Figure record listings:
******************************

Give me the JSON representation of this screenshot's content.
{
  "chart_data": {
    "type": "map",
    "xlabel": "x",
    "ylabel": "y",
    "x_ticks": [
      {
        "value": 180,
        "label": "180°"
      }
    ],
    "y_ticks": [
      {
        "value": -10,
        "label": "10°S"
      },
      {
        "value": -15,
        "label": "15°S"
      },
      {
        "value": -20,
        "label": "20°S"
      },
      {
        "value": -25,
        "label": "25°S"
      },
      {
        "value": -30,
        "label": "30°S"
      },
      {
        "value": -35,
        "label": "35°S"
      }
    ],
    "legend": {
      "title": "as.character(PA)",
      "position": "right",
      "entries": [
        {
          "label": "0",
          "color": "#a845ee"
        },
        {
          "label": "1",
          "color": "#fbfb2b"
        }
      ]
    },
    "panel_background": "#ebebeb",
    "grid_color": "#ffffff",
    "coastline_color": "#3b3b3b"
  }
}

******************************

From the first line to the last, please quote the material above exactly.

Result -
Give me the JSON representation of this screenshot's content.
{
  "chart_data": {
    "type": "map",
    "xlabel": "x",
    "ylabel": "y",
    "x_ticks": [
      {
        "value": 180,
        "label": "180°"
      }
    ],
    "y_ticks": [
      {
        "value": -10,
        "label": "10°S"
      },
      {
        "value": -15,
        "label": "15°S"
      },
      {
        "value": -20,
        "label": "20°S"
      },
      {
        "value": -25,
        "label": "25°S"
      },
      {
        "value": -30,
        "label": "30°S"
      },
      {
        "value": -35,
        "label": "35°S"
      }
    ],
    "legend": {
      "title": "as.character(PA)",
      "position": "right",
      "entries": [
        {
          "label": "0",
          "color": "#a845ee"
        },
        {
          "label": "1",
          "color": "#fbfb2b"
        }
      ]
    },
    "panel_background": "#ebebeb",
    "grid_color": "#ffffff",
    "coastline_color": "#3b3b3b"
  }
}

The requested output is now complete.